OBJECTIVE –
Extract each line of the records below that contains the word "what".

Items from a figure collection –
= = = =
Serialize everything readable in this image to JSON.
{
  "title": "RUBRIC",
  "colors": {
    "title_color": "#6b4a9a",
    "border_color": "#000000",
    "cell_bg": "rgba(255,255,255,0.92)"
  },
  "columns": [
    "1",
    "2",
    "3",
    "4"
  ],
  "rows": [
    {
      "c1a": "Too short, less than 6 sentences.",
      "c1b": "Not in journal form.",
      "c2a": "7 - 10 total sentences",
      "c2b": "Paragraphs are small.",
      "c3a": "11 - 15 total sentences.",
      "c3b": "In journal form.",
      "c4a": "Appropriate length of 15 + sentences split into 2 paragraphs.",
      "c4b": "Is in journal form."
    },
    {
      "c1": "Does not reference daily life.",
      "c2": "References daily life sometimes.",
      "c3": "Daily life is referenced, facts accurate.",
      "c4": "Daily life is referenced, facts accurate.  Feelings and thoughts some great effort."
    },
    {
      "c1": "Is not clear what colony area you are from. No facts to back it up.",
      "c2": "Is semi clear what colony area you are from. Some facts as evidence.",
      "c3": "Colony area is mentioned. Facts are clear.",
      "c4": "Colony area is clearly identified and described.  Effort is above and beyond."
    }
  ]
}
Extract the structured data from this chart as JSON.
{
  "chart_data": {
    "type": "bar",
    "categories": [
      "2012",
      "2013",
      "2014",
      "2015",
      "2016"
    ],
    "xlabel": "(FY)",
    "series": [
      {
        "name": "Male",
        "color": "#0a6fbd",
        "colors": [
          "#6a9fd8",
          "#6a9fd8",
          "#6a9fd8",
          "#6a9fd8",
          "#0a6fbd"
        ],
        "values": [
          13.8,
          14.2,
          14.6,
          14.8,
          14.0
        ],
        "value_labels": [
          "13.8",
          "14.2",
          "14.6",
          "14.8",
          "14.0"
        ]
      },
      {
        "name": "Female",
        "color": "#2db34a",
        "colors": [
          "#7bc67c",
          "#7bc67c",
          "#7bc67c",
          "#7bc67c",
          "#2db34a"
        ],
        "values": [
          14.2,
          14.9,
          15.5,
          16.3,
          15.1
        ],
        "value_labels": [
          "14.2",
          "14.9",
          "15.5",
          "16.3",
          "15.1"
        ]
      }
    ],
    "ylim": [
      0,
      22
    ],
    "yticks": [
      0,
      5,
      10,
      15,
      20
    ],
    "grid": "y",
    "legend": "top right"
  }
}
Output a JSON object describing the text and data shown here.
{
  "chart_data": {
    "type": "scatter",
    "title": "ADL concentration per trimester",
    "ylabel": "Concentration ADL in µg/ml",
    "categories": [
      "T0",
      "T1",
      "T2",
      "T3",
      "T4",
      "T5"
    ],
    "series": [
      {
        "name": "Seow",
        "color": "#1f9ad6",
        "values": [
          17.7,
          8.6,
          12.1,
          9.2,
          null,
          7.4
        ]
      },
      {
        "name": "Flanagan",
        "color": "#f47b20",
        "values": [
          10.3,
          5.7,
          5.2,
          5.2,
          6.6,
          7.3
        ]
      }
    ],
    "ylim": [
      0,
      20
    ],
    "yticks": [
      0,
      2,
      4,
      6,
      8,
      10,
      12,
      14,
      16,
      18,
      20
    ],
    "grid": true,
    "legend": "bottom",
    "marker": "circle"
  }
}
= = = =
EXERCISE RESPONSE –
      "c1": "Is not clear what colony area you are from. No facts to back it up.",
      "c2": "Is semi clear what colony area you are from. Some facts as evidence.",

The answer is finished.